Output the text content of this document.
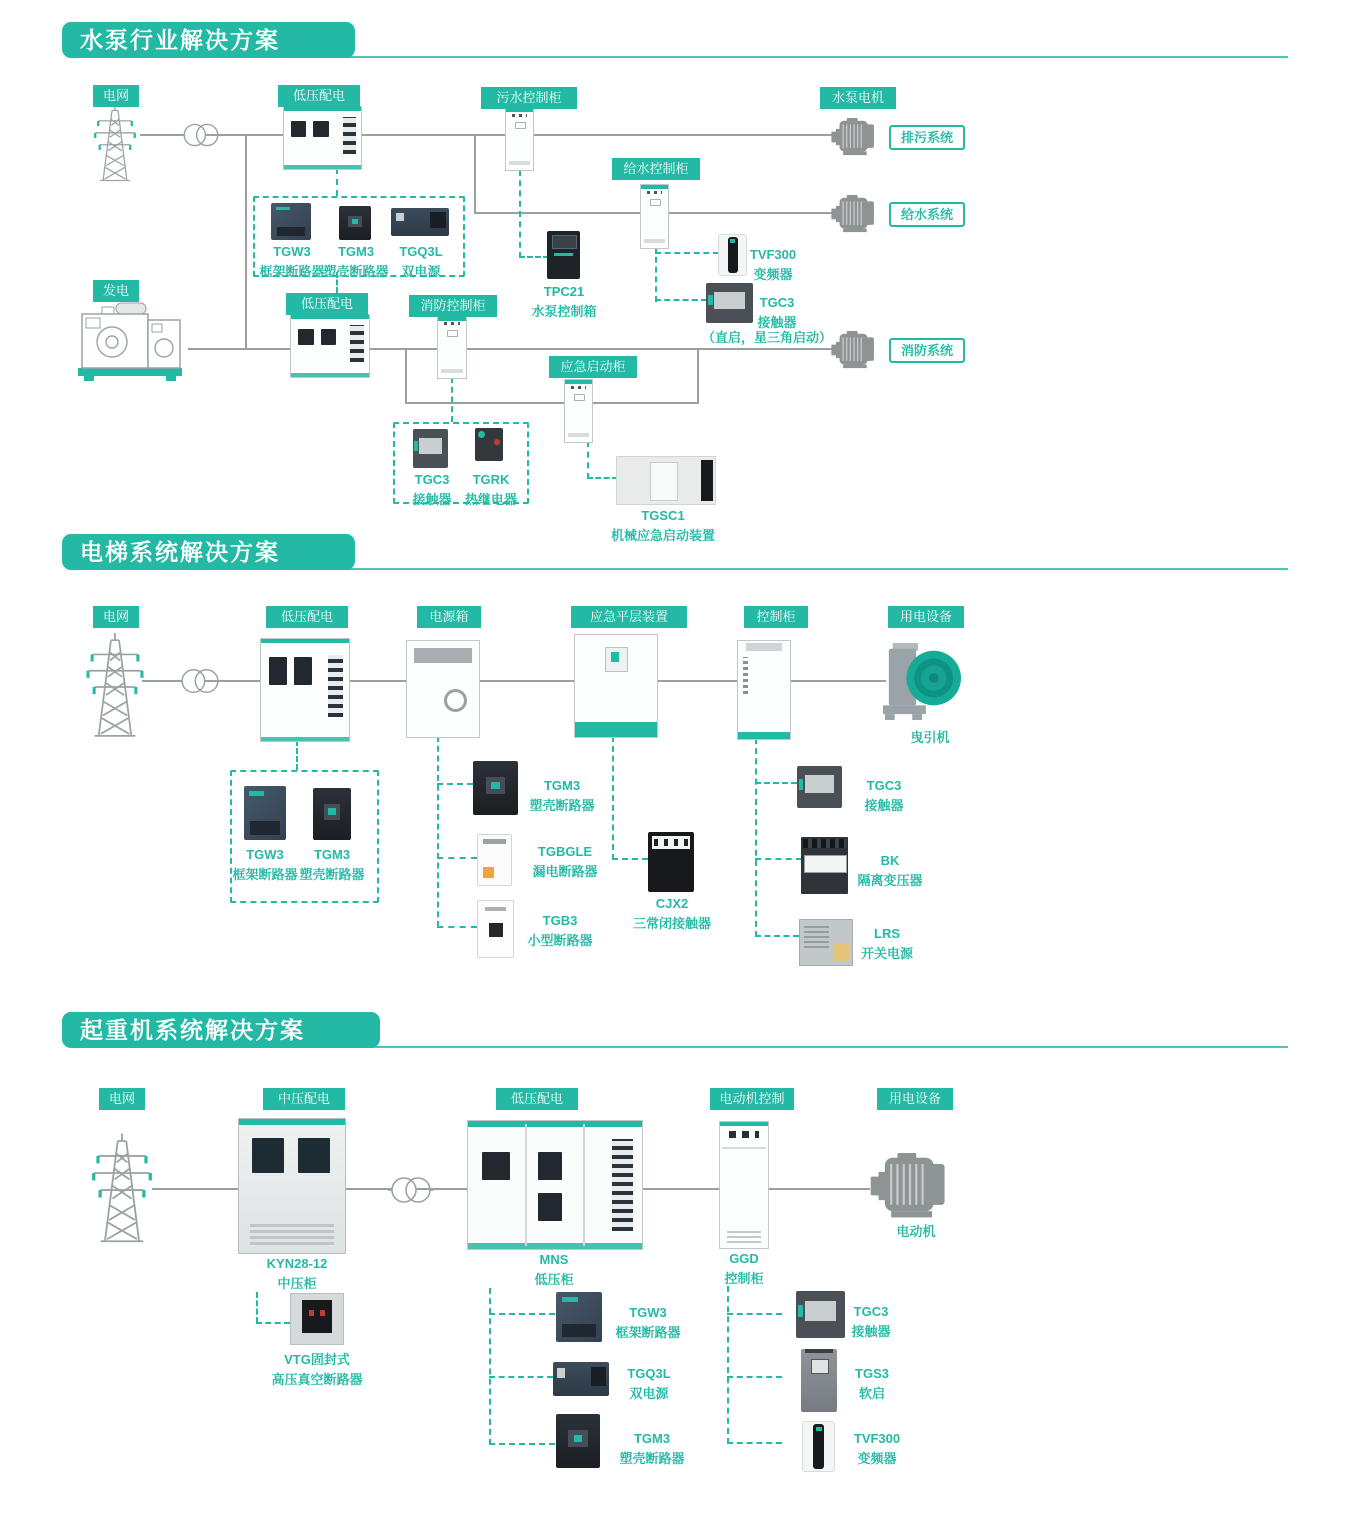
水泵行业解决方案
电网	低压配电	污水控制柜	水泵电机
给水控制柜
发电
低压配电	消防控制柜
应急启动柜
排污系统
给水系统
消防系统
TGW3
框架断路器
TGM3
塑壳断路器
TGQ3L
双电源
TPC21
水泵控制箱
TVF300
变频器
TGC3
接触器
（直启，星三角启动）
TGC3
接触器
TGRK
热继电器
TGSC1
机械应急启动装置
电梯系统解决方案
电网	低压配电	电源箱	应急平层装置	控制柜	用电设备
曳引机
TGW3
框架断路器
TGM3
塑壳断路器
TGM3
塑壳断路器
TGBGLE
漏电断路器
TGB3
小型断路器
CJX2
三常闭接触器
TGC3
接触器
BK
隔离变压器
LRS
开关电源
起重机系统解决方案
电网	中压配电	低压配电	电动机控制	用电设备
KYN28-12
中压柜
MNS
低压柜
GGD
控制柜
电动机
VTG固封式
高压真空断路器
TGW3
框架断路器
TGQ3L
双电源
TGM3
塑壳断路器
TGC3
接触器
TGS3
软启
TVF300
变频器
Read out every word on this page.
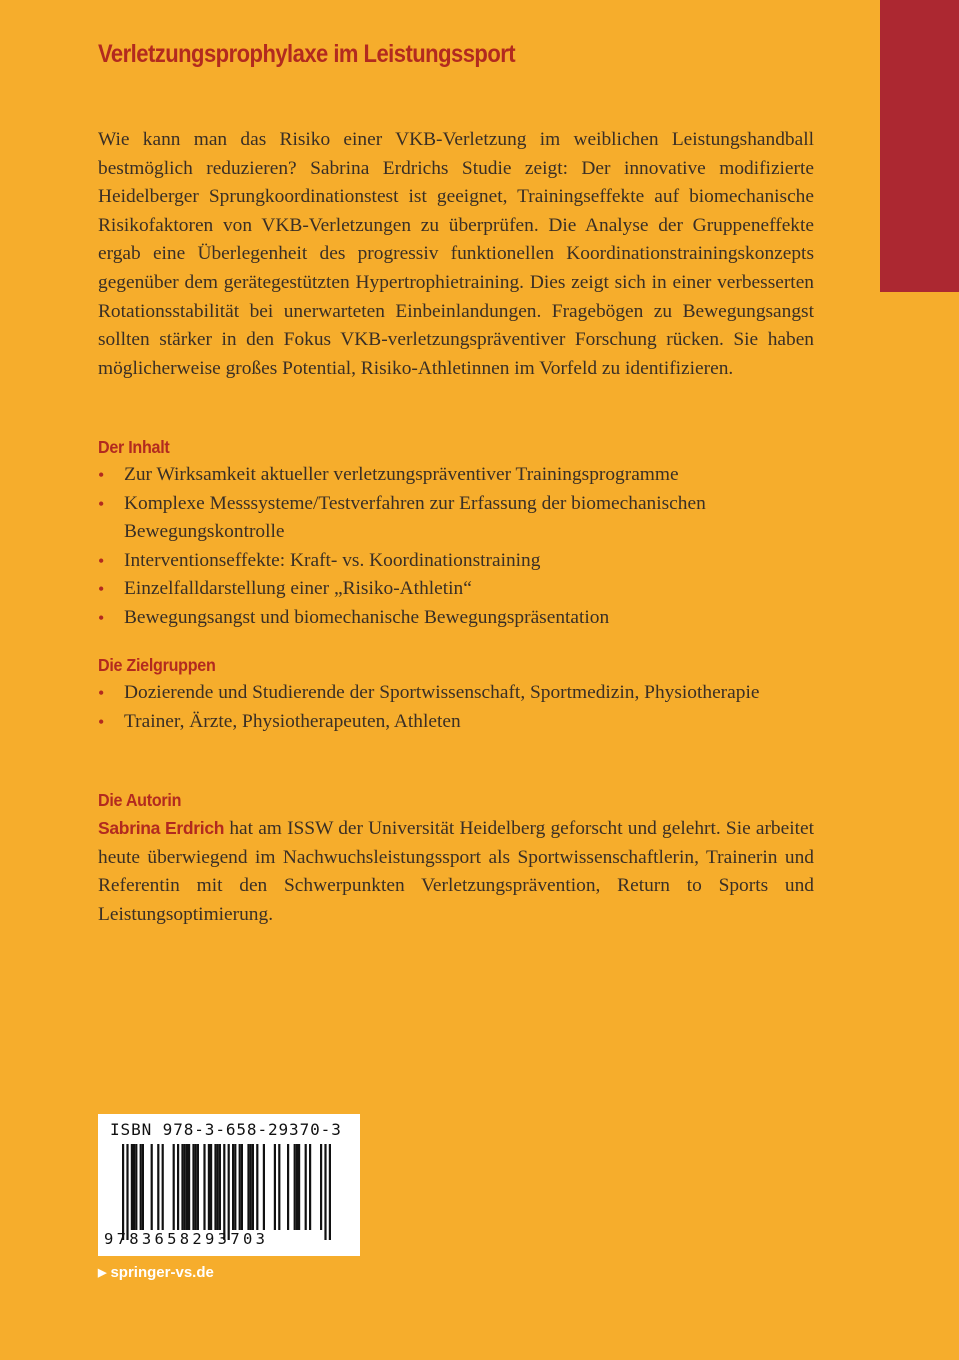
Verletzungsprophylaxe im Leistungssport
Wie kann man das Risiko einer VKB-Verletzung im weiblichen Leistungshandball bestmöglich reduzieren? Sabrina Erdrichs Studie zeigt: Der innovative modifizierte Heidelberger Sprungkoordinationstest ist geeignet, Trainingseffekte auf biomechanische Risikofaktoren von VKB-Verletzungen zu überprüfen. Die Analyse der Gruppeneffekte ergab eine Überlegenheit des progressiv funktionellen Koordinationstrainingskonzepts gegenüber dem gerätegestützten Hypertrophietraining. Dies zeigt sich in einer verbesserten Rotationsstabilität bei unerwarteten Einbeinlandungen. Fragebögen zu Bewegungsangst sollten stärker in den Fokus VKB-verletzungspräventiver Forschung rücken. Sie haben möglicherweise großes Potential, Risiko-Athletinnen im Vorfeld zu identifizieren.
Der Inhalt
• Zur Wirksamkeit aktueller verletzungspräventiver Trainingsprogramme
• Komplexe Messsysteme/Testverfahren zur Erfassung der biomechanischen Bewegungskontrolle
• Interventionseffekte: Kraft- vs. Koordinationstraining
• Einzelfalldarstellung einer „Risiko-Athletin“
• Bewegungsangst und biomechanische Bewegungspräsentation
Die Zielgruppen
• Dozierende und Studierende der Sportwissenschaft, Sportmedizin, Physiotherapie
• Trainer, Ärzte, Physiotherapeuten, Athleten
Die Autorin
Sabrina Erdrich hat am ISSW der Universität Heidelberg geforscht und gelehrt. Sie arbeitet heute überwiegend im Nachwuchsleistungssport als Sportwissenschaftlerin, Trainerin und Referentin mit den Schwerpunkten Verletzungsprävention, Return to Sports und Leistungsoptimierung.
ISBN 978-3-658-29370-3
9783658293703
▶ springer-vs.de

REQUIRED WORK: Where a line of the entries contains the word "低压配电", copy that line.

PROBLEM SOLUTION:
电网	低压配电	污水控制柜	水泵电机
低压配电	消防控制柜
电网	低压配电	电源箱	应急平层装置	控制柜	用电设备
电网	中压配电	低压配电	电动机控制	用电设备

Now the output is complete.